--- START ENTRIES ---

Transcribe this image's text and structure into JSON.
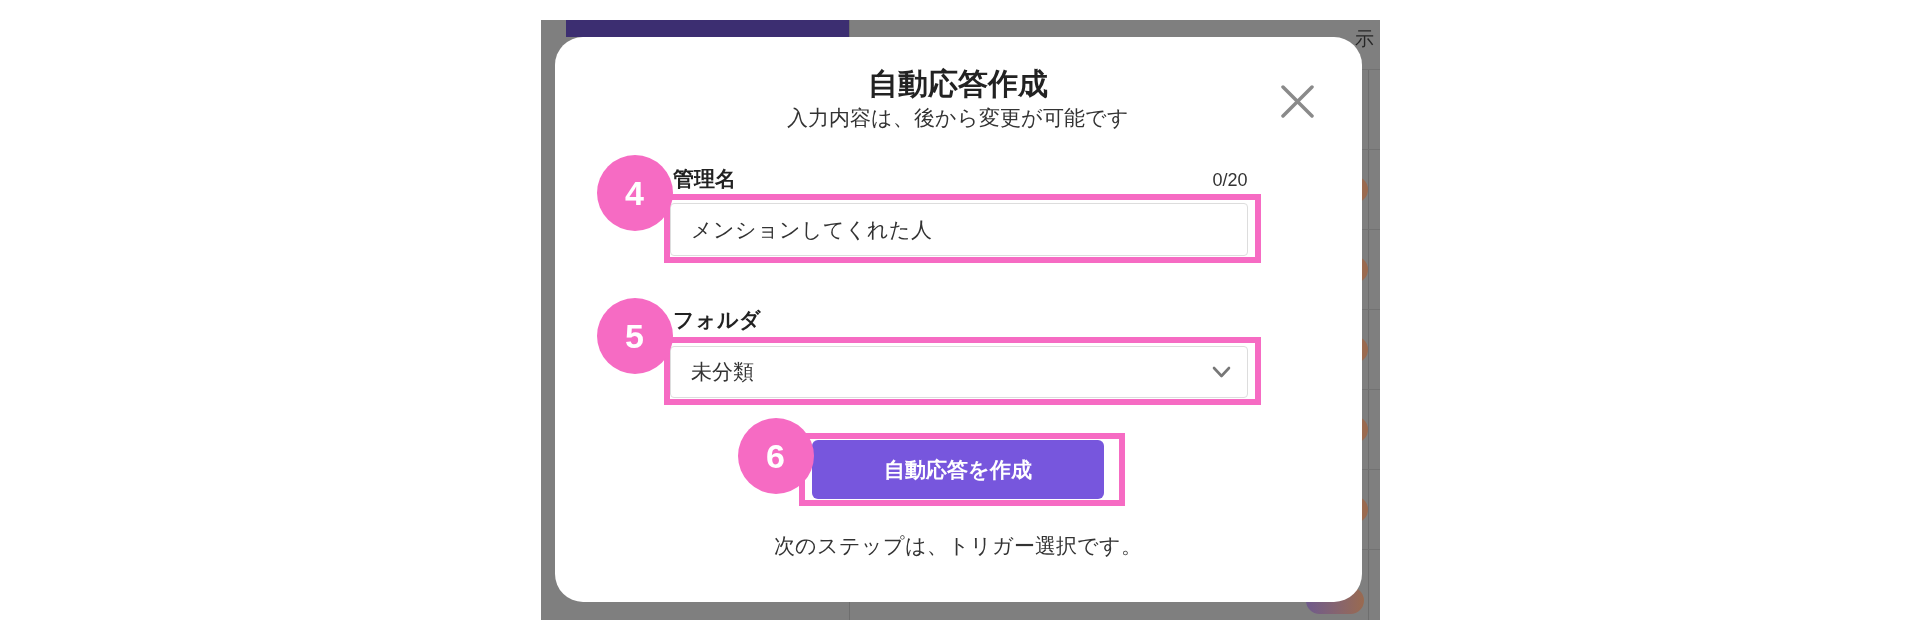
{
  "background": {
    "header_text": "示"
  },
  "dialog": {
    "title": "自動応答作成",
    "subtitle": "入力内容は、後から変更が可能です",
    "fields": [
      {
        "kind": "text",
        "label": "管理名",
        "counter": "0/20",
        "placeholder": "メンションしてくれた人",
        "marker": "4"
      },
      {
        "kind": "select",
        "label": "フォルダ",
        "value": "未分類",
        "marker": "5"
      }
    ],
    "submit": {
      "label": "自動応答を作成",
      "marker": "6"
    },
    "note": "次のステップは、トリガー選択です。"
  }
}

--- END ENTRIES ---

_DIRECTIONS_
Take the listing and print it again exactly, but without any pictures.

_THE SOLUTION_
Transcribe this image's text and structure into JSON.
{
  "background": {
    "header_text": "示"
  },
  "dialog": {
    "title": "自動応答作成",
    "subtitle": "入力内容は、後から変更が可能です",
    "fields": [
      {
        "kind": "text",
        "label": "管理名",
        "counter": "0/20",
        "placeholder": "メンションしてくれた人",
        "marker": "4"
      },
      {
        "kind": "select",
        "label": "フォルダ",
        "value": "未分類",
        "marker": "5"
      }
    ],
    "submit": {
      "label": "自動応答を作成",
      "marker": "6"
    },
    "note": "次のステップは、トリガー選択です。"
  }
}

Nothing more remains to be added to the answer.